Extract every line that includes the string "values".
■ ■ ■ ■ ■ ■ ■
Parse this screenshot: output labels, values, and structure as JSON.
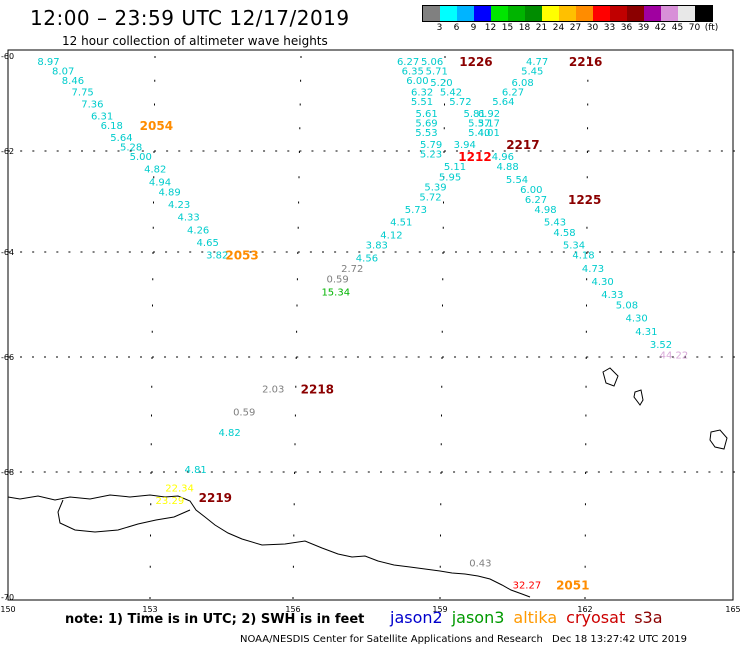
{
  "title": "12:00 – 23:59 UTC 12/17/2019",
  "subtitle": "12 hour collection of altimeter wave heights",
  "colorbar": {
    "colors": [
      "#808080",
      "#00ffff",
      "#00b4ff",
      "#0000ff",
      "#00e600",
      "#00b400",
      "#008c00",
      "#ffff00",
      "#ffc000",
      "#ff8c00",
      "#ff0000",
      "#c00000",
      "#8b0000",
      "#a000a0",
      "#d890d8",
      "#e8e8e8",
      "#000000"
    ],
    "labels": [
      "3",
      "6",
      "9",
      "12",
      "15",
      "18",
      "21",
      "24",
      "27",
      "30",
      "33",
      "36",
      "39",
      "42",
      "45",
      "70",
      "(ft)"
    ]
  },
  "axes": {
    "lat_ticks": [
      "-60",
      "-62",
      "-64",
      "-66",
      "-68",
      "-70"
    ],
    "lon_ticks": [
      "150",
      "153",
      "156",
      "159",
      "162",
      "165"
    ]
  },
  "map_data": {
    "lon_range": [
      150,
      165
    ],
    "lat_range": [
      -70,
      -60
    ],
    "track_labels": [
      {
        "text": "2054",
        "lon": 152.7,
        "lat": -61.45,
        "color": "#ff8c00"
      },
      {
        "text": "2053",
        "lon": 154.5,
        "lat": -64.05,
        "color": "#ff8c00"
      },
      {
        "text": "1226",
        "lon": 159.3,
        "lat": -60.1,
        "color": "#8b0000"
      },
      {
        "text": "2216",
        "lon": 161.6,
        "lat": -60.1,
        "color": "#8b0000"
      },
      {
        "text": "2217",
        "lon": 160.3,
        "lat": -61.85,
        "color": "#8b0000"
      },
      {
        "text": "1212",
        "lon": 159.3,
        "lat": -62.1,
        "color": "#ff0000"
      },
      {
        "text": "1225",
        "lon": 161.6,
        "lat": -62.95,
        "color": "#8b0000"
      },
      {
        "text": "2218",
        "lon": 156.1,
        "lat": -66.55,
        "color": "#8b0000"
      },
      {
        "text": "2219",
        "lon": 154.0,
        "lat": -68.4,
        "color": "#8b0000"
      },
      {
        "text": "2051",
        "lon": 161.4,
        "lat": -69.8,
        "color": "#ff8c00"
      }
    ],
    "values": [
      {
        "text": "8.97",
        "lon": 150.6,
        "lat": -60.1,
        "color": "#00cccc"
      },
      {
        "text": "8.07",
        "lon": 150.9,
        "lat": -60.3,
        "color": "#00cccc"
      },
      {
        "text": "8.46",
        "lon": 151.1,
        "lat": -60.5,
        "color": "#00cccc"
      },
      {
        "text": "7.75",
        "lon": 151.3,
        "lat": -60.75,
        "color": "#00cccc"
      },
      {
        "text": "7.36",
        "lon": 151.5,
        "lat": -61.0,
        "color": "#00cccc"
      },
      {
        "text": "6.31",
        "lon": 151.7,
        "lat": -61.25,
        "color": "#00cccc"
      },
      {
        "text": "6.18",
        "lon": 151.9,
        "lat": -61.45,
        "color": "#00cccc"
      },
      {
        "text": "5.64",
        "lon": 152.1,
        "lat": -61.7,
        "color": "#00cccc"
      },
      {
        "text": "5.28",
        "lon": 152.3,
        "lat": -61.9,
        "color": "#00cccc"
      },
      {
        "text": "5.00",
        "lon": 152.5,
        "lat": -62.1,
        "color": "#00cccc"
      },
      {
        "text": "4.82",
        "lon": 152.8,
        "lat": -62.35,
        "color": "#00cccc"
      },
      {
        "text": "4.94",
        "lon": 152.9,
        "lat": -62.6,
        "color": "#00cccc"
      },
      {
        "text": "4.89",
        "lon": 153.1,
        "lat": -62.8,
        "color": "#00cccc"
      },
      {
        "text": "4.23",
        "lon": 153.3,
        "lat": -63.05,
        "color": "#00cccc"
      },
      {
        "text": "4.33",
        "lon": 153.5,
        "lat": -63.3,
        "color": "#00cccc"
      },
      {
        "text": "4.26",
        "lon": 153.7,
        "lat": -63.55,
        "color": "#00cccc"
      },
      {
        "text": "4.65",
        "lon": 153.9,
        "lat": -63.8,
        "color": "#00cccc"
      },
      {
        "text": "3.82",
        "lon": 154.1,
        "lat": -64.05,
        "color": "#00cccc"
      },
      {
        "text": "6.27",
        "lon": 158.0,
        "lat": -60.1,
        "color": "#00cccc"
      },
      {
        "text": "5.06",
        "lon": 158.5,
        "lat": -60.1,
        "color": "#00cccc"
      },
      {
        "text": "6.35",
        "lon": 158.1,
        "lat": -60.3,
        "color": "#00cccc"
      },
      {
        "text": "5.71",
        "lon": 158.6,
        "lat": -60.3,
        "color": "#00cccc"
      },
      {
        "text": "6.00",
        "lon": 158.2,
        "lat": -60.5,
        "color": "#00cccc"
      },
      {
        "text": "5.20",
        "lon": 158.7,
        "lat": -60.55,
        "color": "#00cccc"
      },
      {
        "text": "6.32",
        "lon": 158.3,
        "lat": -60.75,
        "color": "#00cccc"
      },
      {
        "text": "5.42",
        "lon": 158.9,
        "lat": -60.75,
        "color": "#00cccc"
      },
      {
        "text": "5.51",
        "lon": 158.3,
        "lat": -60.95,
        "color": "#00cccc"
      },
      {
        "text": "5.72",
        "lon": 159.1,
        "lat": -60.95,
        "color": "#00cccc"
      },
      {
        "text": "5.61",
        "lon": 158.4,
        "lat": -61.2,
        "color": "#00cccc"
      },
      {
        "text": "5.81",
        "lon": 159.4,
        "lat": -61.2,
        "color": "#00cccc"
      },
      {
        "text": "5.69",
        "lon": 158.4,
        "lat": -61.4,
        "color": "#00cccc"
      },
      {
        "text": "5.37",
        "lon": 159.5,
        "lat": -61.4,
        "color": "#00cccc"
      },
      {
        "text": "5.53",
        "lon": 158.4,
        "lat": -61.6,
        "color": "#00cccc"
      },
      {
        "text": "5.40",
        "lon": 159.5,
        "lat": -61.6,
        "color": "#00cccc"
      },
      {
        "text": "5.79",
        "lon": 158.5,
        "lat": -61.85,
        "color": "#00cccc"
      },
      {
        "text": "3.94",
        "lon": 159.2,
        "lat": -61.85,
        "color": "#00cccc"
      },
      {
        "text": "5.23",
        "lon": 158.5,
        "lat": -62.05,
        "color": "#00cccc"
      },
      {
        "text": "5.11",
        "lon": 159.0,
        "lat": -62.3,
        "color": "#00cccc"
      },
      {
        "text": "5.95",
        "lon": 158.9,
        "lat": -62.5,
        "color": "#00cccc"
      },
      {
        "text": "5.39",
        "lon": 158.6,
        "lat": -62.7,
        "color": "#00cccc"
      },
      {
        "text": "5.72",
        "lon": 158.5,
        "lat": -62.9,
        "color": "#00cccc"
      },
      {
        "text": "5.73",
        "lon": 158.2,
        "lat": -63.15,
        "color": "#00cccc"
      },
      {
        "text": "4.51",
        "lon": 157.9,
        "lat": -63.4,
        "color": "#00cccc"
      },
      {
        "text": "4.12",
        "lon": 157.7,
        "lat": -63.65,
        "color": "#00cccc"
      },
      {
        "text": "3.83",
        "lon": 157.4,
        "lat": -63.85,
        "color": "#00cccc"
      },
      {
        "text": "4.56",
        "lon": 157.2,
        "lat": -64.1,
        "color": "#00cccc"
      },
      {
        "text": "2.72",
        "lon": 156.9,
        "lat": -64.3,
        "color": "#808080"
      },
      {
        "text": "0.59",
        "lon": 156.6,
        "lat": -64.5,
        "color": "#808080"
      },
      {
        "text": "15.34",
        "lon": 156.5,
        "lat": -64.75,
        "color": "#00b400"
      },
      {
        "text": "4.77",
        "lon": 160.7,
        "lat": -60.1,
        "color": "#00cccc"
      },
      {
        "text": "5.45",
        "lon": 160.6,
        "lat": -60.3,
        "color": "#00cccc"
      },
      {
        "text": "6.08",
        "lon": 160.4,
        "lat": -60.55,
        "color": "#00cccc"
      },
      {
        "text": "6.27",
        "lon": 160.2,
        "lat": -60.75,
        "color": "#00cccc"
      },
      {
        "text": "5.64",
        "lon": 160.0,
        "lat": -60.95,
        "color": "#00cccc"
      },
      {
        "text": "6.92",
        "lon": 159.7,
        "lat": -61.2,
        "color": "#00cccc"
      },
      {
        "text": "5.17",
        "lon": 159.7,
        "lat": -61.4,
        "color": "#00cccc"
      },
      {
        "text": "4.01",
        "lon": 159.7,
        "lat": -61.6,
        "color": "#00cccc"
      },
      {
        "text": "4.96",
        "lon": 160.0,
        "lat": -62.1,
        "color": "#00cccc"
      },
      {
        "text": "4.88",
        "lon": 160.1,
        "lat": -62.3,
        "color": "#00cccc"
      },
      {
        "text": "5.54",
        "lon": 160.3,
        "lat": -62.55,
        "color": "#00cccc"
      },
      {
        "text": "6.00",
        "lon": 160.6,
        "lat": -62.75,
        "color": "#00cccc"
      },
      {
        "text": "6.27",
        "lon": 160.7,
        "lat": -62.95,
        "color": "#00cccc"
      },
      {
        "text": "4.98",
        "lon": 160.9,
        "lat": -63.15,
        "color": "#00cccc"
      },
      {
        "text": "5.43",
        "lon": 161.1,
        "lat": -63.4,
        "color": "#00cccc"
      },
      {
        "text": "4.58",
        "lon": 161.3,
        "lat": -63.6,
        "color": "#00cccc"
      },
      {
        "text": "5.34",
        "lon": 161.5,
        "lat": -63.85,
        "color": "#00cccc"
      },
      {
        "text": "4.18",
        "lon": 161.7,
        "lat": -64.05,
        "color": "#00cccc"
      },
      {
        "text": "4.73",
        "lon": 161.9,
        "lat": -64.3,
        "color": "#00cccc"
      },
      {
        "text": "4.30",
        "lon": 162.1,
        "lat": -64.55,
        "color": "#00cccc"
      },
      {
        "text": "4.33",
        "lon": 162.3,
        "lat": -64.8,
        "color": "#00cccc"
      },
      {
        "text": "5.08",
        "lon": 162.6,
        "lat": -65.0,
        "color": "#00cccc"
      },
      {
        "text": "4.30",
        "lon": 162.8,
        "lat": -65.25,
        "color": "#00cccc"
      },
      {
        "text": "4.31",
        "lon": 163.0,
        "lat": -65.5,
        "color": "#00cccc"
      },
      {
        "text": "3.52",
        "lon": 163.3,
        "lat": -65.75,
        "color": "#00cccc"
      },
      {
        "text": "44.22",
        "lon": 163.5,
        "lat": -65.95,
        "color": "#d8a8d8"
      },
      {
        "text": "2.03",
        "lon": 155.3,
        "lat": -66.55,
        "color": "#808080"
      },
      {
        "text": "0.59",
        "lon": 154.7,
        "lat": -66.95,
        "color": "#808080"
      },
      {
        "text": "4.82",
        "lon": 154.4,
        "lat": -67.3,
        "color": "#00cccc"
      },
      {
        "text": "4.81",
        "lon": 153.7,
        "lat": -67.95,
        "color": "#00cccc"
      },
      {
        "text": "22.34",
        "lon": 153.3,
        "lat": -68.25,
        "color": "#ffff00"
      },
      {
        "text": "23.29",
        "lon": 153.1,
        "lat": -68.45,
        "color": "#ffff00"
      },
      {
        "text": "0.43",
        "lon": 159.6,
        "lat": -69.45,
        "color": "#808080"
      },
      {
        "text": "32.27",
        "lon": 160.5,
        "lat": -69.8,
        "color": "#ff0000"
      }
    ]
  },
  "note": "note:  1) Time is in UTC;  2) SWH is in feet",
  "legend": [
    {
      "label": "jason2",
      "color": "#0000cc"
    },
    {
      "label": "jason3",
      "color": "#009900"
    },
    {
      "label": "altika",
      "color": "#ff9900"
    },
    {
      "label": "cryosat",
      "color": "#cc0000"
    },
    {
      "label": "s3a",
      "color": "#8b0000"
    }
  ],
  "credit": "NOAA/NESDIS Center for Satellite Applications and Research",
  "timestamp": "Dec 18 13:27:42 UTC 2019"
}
■ ■ ■ ■ ■ ■ ■
RESULT OF THE TASK:
Parse this screenshot: output labels, values, and structure as JSON.
    "values": [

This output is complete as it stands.